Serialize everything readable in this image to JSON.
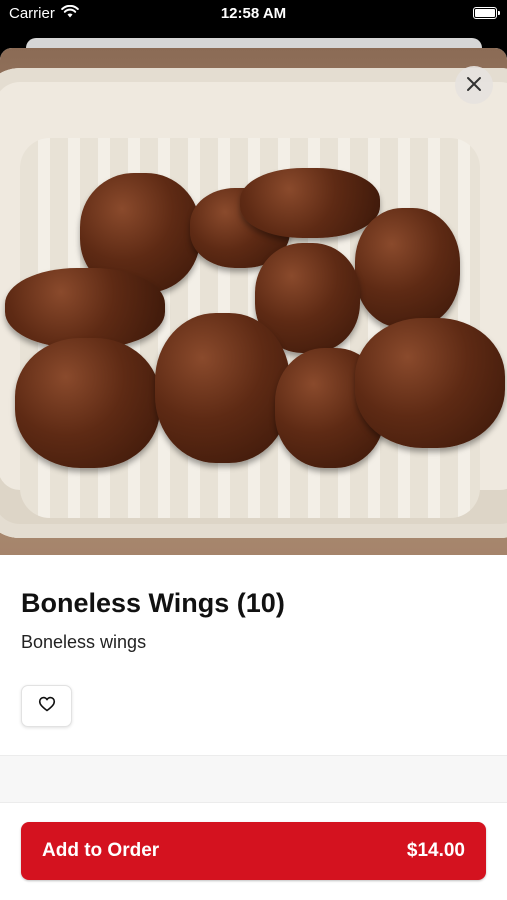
{
  "status_bar": {
    "carrier": "Carrier",
    "time": "12:58 AM"
  },
  "item": {
    "title": "Boneless Wings (10)",
    "description": "Boneless wings",
    "image_alt": "boneless wings in takeout container"
  },
  "actions": {
    "close_icon": "close-icon",
    "favorite_icon": "heart-outline-icon"
  },
  "order_button": {
    "label": "Add to Order",
    "price": "$14.00"
  },
  "colors": {
    "accent": "#d4121f"
  }
}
^^^^^^^^^^^^^^^^
§ What this task involves:
Identify the lines of the data that contain the word "icon". Copy each of them.

§ Response:
    "close_icon": "close-icon",
    "favorite_icon": "heart-outline-icon"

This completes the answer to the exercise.